## Your task
Write out the entries again exactly as they are given.
──────────────────────────────
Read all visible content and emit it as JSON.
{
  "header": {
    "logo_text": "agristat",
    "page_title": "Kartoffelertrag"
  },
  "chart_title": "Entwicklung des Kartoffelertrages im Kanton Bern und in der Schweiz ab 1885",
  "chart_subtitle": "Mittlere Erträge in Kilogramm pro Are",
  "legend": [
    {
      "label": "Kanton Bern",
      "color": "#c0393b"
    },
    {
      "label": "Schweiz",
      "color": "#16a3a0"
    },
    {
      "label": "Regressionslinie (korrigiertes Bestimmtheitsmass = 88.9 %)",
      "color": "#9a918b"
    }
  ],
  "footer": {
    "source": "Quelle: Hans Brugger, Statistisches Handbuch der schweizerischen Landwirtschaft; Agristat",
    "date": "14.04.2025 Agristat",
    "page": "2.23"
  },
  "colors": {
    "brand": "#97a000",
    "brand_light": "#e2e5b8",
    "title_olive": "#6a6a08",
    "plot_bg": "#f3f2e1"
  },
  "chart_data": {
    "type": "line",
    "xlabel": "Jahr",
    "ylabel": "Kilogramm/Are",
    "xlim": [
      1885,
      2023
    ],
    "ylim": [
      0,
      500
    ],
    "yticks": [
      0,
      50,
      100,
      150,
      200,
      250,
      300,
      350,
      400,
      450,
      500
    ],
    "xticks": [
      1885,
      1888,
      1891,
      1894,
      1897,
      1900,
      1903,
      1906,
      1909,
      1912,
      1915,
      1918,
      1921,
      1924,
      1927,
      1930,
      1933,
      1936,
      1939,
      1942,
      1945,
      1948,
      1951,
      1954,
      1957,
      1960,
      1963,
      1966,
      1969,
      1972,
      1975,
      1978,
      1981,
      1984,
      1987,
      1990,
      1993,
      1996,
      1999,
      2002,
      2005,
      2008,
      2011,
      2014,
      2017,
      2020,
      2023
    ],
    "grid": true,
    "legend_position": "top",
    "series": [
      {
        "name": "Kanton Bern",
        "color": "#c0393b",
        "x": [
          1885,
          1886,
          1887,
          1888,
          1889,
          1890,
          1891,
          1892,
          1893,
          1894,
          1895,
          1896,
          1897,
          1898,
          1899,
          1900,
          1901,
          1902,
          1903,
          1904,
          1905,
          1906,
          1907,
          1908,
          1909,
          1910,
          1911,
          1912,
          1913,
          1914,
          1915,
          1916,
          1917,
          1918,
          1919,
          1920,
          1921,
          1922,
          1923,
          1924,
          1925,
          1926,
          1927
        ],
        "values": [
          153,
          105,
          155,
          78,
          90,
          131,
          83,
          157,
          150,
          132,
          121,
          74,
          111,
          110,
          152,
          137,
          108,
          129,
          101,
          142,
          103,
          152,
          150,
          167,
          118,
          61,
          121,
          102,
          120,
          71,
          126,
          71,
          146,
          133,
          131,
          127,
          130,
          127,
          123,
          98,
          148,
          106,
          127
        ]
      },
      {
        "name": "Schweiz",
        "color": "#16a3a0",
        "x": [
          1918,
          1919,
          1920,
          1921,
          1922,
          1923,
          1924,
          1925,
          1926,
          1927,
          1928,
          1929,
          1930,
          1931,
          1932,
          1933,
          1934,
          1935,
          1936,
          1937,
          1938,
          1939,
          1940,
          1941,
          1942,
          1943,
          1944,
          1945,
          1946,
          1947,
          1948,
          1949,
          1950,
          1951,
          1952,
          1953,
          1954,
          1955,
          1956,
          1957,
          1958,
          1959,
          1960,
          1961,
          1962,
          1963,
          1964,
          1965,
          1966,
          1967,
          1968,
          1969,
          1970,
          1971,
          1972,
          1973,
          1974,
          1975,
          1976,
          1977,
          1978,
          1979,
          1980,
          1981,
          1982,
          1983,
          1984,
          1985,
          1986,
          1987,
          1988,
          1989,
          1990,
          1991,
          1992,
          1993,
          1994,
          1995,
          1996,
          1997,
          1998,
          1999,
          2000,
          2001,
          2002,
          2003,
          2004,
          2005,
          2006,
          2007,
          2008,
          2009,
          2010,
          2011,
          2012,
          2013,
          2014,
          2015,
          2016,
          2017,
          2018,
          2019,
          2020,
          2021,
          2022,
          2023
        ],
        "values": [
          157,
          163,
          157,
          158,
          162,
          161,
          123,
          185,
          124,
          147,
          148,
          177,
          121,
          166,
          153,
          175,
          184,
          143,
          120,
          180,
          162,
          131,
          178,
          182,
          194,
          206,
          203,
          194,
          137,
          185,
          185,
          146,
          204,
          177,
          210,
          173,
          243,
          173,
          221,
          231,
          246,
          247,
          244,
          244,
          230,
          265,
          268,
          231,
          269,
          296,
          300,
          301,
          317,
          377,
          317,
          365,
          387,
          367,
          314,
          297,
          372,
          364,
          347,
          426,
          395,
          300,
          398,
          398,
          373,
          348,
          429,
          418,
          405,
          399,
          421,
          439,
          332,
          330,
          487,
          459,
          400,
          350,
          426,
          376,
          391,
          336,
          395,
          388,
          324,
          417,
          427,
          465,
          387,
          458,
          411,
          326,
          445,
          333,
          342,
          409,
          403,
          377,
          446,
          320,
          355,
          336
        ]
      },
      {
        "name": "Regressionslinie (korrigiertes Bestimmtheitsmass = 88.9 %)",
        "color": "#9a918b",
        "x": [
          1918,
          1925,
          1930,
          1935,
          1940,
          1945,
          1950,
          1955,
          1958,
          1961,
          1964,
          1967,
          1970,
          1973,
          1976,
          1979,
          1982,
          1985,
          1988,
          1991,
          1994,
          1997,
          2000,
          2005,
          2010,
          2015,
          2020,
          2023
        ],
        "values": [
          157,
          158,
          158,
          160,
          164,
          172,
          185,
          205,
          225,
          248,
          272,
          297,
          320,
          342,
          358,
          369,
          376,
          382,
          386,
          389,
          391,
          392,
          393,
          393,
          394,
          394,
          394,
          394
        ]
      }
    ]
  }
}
──────────────────────────────
## Solution to the problem
Read all visible content and emit it as JSON.
{
  "header": {
    "logo_text": "agristat",
    "page_title": "Kartoffelertrag"
  },
  "chart_title": "Entwicklung des Kartoffelertrages im Kanton Bern und in der Schweiz ab 1885",
  "chart_subtitle": "Mittlere Erträge in Kilogramm pro Are",
  "legend": [
    {
      "label": "Kanton Bern",
      "color": "#c0393b"
    },
    {
      "label": "Schweiz",
      "color": "#16a3a0"
    },
    {
      "label": "Regressionslinie (korrigiertes Bestimmtheitsmass = 88.9 %)",
      "color": "#9a918b"
    }
  ],
  "footer": {
    "source": "Quelle: Hans Brugger, Statistisches Handbuch der schweizerischen Landwirtschaft; Agristat",
    "date": "14.04.2025 Agristat",
    "page": "2.23"
  },
  "colors": {
    "brand": "#97a000",
    "brand_light": "#e2e5b8",
    "title_olive": "#6a6a08",
    "plot_bg": "#f3f2e1"
  },
  "chart_data": {
    "type": "line",
    "xlabel": "Jahr",
    "ylabel": "Kilogramm/Are",
    "xlim": [
      1885,
      2023
    ],
    "ylim": [
      0,
      500
    ],
    "yticks": [
      0,
      50,
      100,
      150,
      200,
      250,
      300,
      350,
      400,
      450,
      500
    ],
    "xticks": [
      1885,
      1888,
      1891,
      1894,
      1897,
      1900,
      1903,
      1906,
      1909,
      1912,
      1915,
      1918,
      1921,
      1924,
      1927,
      1930,
      1933,
      1936,
      1939,
      1942,
      1945,
      1948,
      1951,
      1954,
      1957,
      1960,
      1963,
      1966,
      1969,
      1972,
      1975,
      1978,
      1981,
      1984,
      1987,
      1990,
      1993,
      1996,
      1999,
      2002,
      2005,
      2008,
      2011,
      2014,
      2017,
      2020,
      2023
    ],
    "grid": true,
    "legend_position": "top",
    "series": [
      {
        "name": "Kanton Bern",
        "color": "#c0393b",
        "x": [
          1885,
          1886,
          1887,
          1888,
          1889,
          1890,
          1891,
          1892,
          1893,
          1894,
          1895,
          1896,
          1897,
          1898,
          1899,
          1900,
          1901,
          1902,
          1903,
          1904,
          1905,
          1906,
          1907,
          1908,
          1909,
          1910,
          1911,
          1912,
          1913,
          1914,
          1915,
          1916,
          1917,
          1918,
          1919,
          1920,
          1921,
          1922,
          1923,
          1924,
          1925,
          1926,
          1927
        ],
        "values": [
          153,
          105,
          155,
          78,
          90,
          131,
          83,
          157,
          150,
          132,
          121,
          74,
          111,
          110,
          152,
          137,
          108,
          129,
          101,
          142,
          103,
          152,
          150,
          167,
          118,
          61,
          121,
          102,
          120,
          71,
          126,
          71,
          146,
          133,
          131,
          127,
          130,
          127,
          123,
          98,
          148,
          106,
          127
        ]
      },
      {
        "name": "Schweiz",
        "color": "#16a3a0",
        "x": [
          1918,
          1919,
          1920,
          1921,
          1922,
          1923,
          1924,
          1925,
          1926,
          1927,
          1928,
          1929,
          1930,
          1931,
          1932,
          1933,
          1934,
          1935,
          1936,
          1937,
          1938,
          1939,
          1940,
          1941,
          1942,
          1943,
          1944,
          1945,
          1946,
          1947,
          1948,
          1949,
          1950,
          1951,
          1952,
          1953,
          1954,
          1955,
          1956,
          1957,
          1958,
          1959,
          1960,
          1961,
          1962,
          1963,
          1964,
          1965,
          1966,
          1967,
          1968,
          1969,
          1970,
          1971,
          1972,
          1973,
          1974,
          1975,
          1976,
          1977,
          1978,
          1979,
          1980,
          1981,
          1982,
          1983,
          1984,
          1985,
          1986,
          1987,
          1988,
          1989,
          1990,
          1991,
          1992,
          1993,
          1994,
          1995,
          1996,
          1997,
          1998,
          1999,
          2000,
          2001,
          2002,
          2003,
          2004,
          2005,
          2006,
          2007,
          2008,
          2009,
          2010,
          2011,
          2012,
          2013,
          2014,
          2015,
          2016,
          2017,
          2018,
          2019,
          2020,
          2021,
          2022,
          2023
        ],
        "values": [
          157,
          163,
          157,
          158,
          162,
          161,
          123,
          185,
          124,
          147,
          148,
          177,
          121,
          166,
          153,
          175,
          184,
          143,
          120,
          180,
          162,
          131,
          178,
          182,
          194,
          206,
          203,
          194,
          137,
          185,
          185,
          146,
          204,
          177,
          210,
          173,
          243,
          173,
          221,
          231,
          246,
          247,
          244,
          244,
          230,
          265,
          268,
          231,
          269,
          296,
          300,
          301,
          317,
          377,
          317,
          365,
          387,
          367,
          314,
          297,
          372,
          364,
          347,
          426,
          395,
          300,
          398,
          398,
          373,
          348,
          429,
          418,
          405,
          399,
          421,
          439,
          332,
          330,
          487,
          459,
          400,
          350,
          426,
          376,
          391,
          336,
          395,
          388,
          324,
          417,
          427,
          465,
          387,
          458,
          411,
          326,
          445,
          333,
          342,
          409,
          403,
          377,
          446,
          320,
          355,
          336
        ]
      },
      {
        "name": "Regressionslinie (korrigiertes Bestimmtheitsmass = 88.9 %)",
        "color": "#9a918b",
        "x": [
          1918,
          1925,
          1930,
          1935,
          1940,
          1945,
          1950,
          1955,
          1958,
          1961,
          1964,
          1967,
          1970,
          1973,
          1976,
          1979,
          1982,
          1985,
          1988,
          1991,
          1994,
          1997,
          2000,
          2005,
          2010,
          2015,
          2020,
          2023
        ],
        "values": [
          157,
          158,
          158,
          160,
          164,
          172,
          185,
          205,
          225,
          248,
          272,
          297,
          320,
          342,
          358,
          369,
          376,
          382,
          386,
          389,
          391,
          392,
          393,
          393,
          394,
          394,
          394,
          394
        ]
      }
    ]
  }
}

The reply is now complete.